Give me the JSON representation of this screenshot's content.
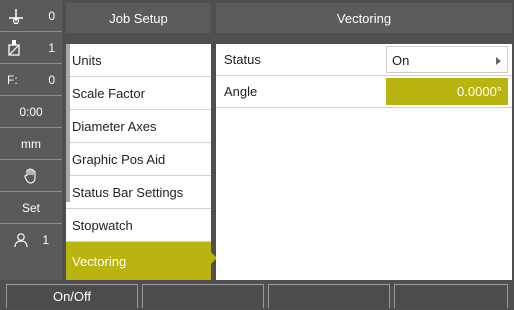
{
  "status_bar": {
    "items": [
      {
        "icon": "datum-icon",
        "value": "0"
      },
      {
        "icon": "tool-icon",
        "value": "1"
      },
      {
        "label": "F:",
        "value": "0"
      },
      {
        "value": "0:00"
      },
      {
        "value": "mm"
      },
      {
        "icon": "hand-icon"
      },
      {
        "value": "Set"
      },
      {
        "icon": "user-icon",
        "value": "1"
      }
    ]
  },
  "menu": {
    "title": "Job Setup",
    "items": [
      {
        "label": "Units"
      },
      {
        "label": "Scale Factor"
      },
      {
        "label": "Diameter Axes"
      },
      {
        "label": "Graphic Pos Aid"
      },
      {
        "label": "Status Bar Settings"
      },
      {
        "label": "Stopwatch"
      },
      {
        "label": "Vectoring",
        "active": true
      }
    ]
  },
  "panel": {
    "title": "Vectoring",
    "rows": [
      {
        "label": "Status",
        "value": "On"
      },
      {
        "label": "Angle",
        "value": "0.0000°"
      }
    ]
  },
  "softkeys": [
    {
      "label": "On/Off"
    },
    {
      "label": ""
    },
    {
      "label": ""
    },
    {
      "label": ""
    },
    {
      "label": ""
    }
  ],
  "colors": {
    "accent": "#b9b40f",
    "background": "#4f4f4f",
    "header": "#5b5b5b"
  }
}
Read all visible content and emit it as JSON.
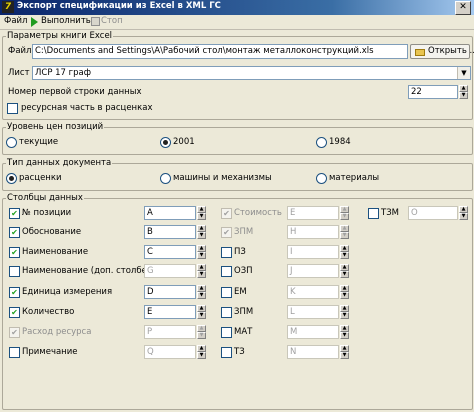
{
  "window": {
    "title": "Экспорт спецификации из Excel в XML ГС",
    "app_icon": "7",
    "close": "✕"
  },
  "menu": {
    "file": "Файл",
    "run": "Выполнить",
    "stop": "Стоп"
  },
  "excel": {
    "group_title": "Параметры книги Excel",
    "file_label": "Файл",
    "file_path": "C:\\Documents and Settings\\A\\Рабочий стол\\монтаж металлоконструкций.xls",
    "open_button": "Открыть ...",
    "sheet_label": "Лист",
    "sheet_value": "ЛСР 17 граф",
    "first_row_label": "Номер первой строки данных",
    "first_row_value": "22",
    "resource_label": "ресурсная часть в расценках",
    "resource_checked": false
  },
  "price_level": {
    "title": "Уровень цен позиций",
    "options": [
      "текущие",
      "2001",
      "1984"
    ],
    "selected": "2001"
  },
  "doc_type": {
    "title": "Тип данных документа",
    "options": [
      "расценки",
      "машины и механизмы",
      "материалы"
    ],
    "selected": "расценки"
  },
  "columns": {
    "title": "Столбцы данных",
    "col1": [
      {
        "label": "№ позиции",
        "checked": true,
        "enabled": true,
        "value": "A"
      },
      {
        "label": "Обоснование",
        "checked": true,
        "enabled": true,
        "value": "B"
      },
      {
        "label": "Наименование",
        "checked": true,
        "enabled": true,
        "value": "C"
      },
      {
        "label": "Наименование (доп. столбец)",
        "checked": false,
        "enabled": true,
        "value": "G"
      },
      {
        "label": "Единица измерения",
        "checked": true,
        "enabled": true,
        "value": "D"
      },
      {
        "label": "Количество",
        "checked": true,
        "enabled": true,
        "value": "E"
      },
      {
        "label": "Расход ресурса",
        "checked": true,
        "enabled": false,
        "value": "P"
      },
      {
        "label": "Примечание",
        "checked": false,
        "enabled": true,
        "value": "Q"
      }
    ],
    "col2": [
      {
        "label": "Стоимость",
        "checked": true,
        "enabled": false,
        "value": "E"
      },
      {
        "label": "ЗПМ",
        "checked": true,
        "enabled": false,
        "value": "H"
      },
      {
        "label": "ПЗ",
        "checked": false,
        "enabled": true,
        "value": "I"
      },
      {
        "label": "ОЗП",
        "checked": false,
        "enabled": true,
        "value": "J"
      },
      {
        "label": "ЕМ",
        "checked": false,
        "enabled": true,
        "value": "K"
      },
      {
        "label": "ЗПМ",
        "checked": false,
        "enabled": true,
        "value": "L"
      },
      {
        "label": "МАТ",
        "checked": false,
        "enabled": true,
        "value": "M"
      },
      {
        "label": "ТЗ",
        "checked": false,
        "enabled": true,
        "value": "N"
      }
    ],
    "col3": {
      "label": "ТЗМ",
      "checked": false,
      "enabled": true,
      "value": "O"
    }
  },
  "icons": {
    "run": "play-icon",
    "stop": "stop-icon",
    "open": "folder-icon",
    "check": "✔",
    "dropdown": "▼",
    "spin_up": "▲",
    "spin_down": "▼"
  },
  "colors": {
    "title_bar": "#0a246a",
    "check_mark": "#21a121",
    "window_bg": "#ece9d8"
  }
}
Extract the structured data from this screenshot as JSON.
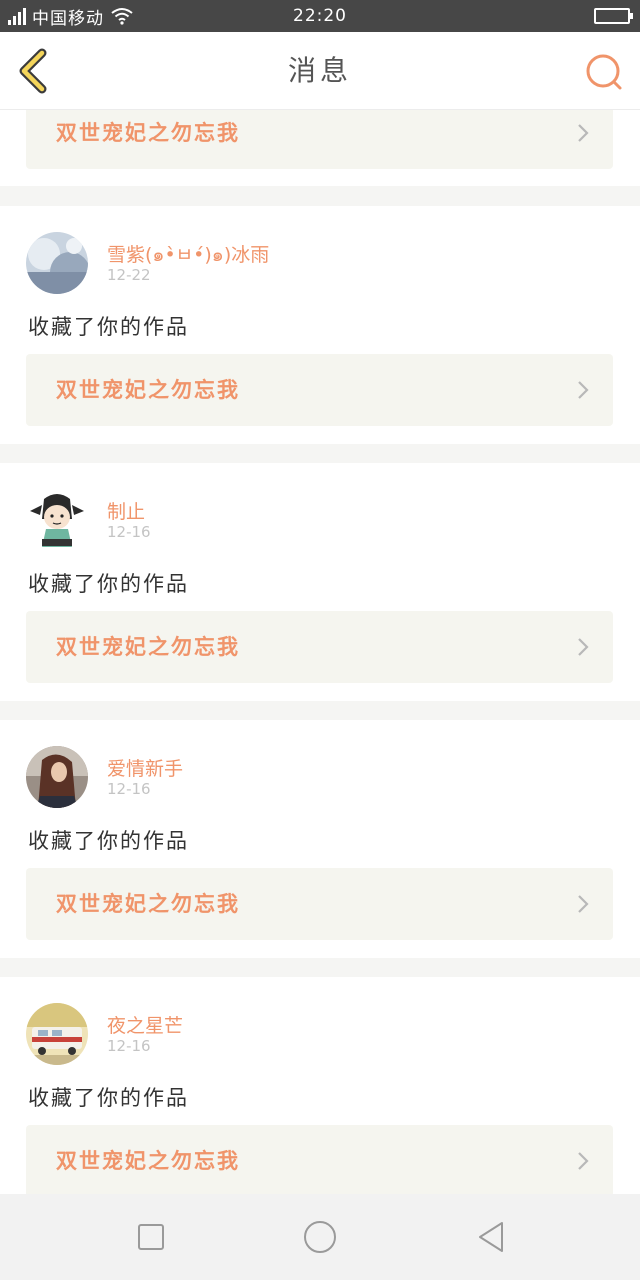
{
  "status_bar": {
    "carrier": "中国移动",
    "time": "22:20",
    "icons": [
      "signal-icon",
      "wifi-icon",
      "battery-icon"
    ]
  },
  "nav": {
    "title": "消息",
    "back_icon": "chevron-left-icon",
    "search_icon": "search-icon",
    "accent_color": "#f0946a"
  },
  "partial_item": {
    "work_title": "双世宠妃之勿忘我"
  },
  "notifications": [
    {
      "username": "雪紫(๑•̀ㅂ•́)๑)冰雨",
      "date": "12-22",
      "action": "收藏了你的作品",
      "work_title": "双世宠妃之勿忘我",
      "avatar": "avatar-photo"
    },
    {
      "username": "制止",
      "date": "12-16",
      "action": "收藏了你的作品",
      "work_title": "双世宠妃之勿忘我",
      "avatar": "avatar-cartoon"
    },
    {
      "username": "爱情新手",
      "date": "12-16",
      "action": "收藏了你的作品",
      "work_title": "双世宠妃之勿忘我",
      "avatar": "avatar-photo"
    },
    {
      "username": "夜之星芒",
      "date": "12-16",
      "action": "收藏了你的作品",
      "work_title": "双世宠妃之勿忘我",
      "avatar": "avatar-photo"
    }
  ],
  "system_nav": {
    "icons": [
      "square-icon",
      "circle-icon",
      "triangle-icon"
    ]
  }
}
◇ ◇ ◇ ◇
To do:
Going from the line with "Extract the structured" to the last line of the listing, write out each line exactly and nothing else. Leave out all pictures.

Answer for the task:
Extract the structured data from this screenshot as JSON.
{
  "status_bar": {
    "carrier": "中国移动",
    "time": "22:20",
    "icons": [
      "signal-icon",
      "wifi-icon",
      "battery-icon"
    ]
  },
  "nav": {
    "title": "消息",
    "back_icon": "chevron-left-icon",
    "search_icon": "search-icon",
    "accent_color": "#f0946a"
  },
  "partial_item": {
    "work_title": "双世宠妃之勿忘我"
  },
  "notifications": [
    {
      "username": "雪紫(๑•̀ㅂ•́)๑)冰雨",
      "date": "12-22",
      "action": "收藏了你的作品",
      "work_title": "双世宠妃之勿忘我",
      "avatar": "avatar-photo"
    },
    {
      "username": "制止",
      "date": "12-16",
      "action": "收藏了你的作品",
      "work_title": "双世宠妃之勿忘我",
      "avatar": "avatar-cartoon"
    },
    {
      "username": "爱情新手",
      "date": "12-16",
      "action": "收藏了你的作品",
      "work_title": "双世宠妃之勿忘我",
      "avatar": "avatar-photo"
    },
    {
      "username": "夜之星芒",
      "date": "12-16",
      "action": "收藏了你的作品",
      "work_title": "双世宠妃之勿忘我",
      "avatar": "avatar-photo"
    }
  ],
  "system_nav": {
    "icons": [
      "square-icon",
      "circle-icon",
      "triangle-icon"
    ]
  }
}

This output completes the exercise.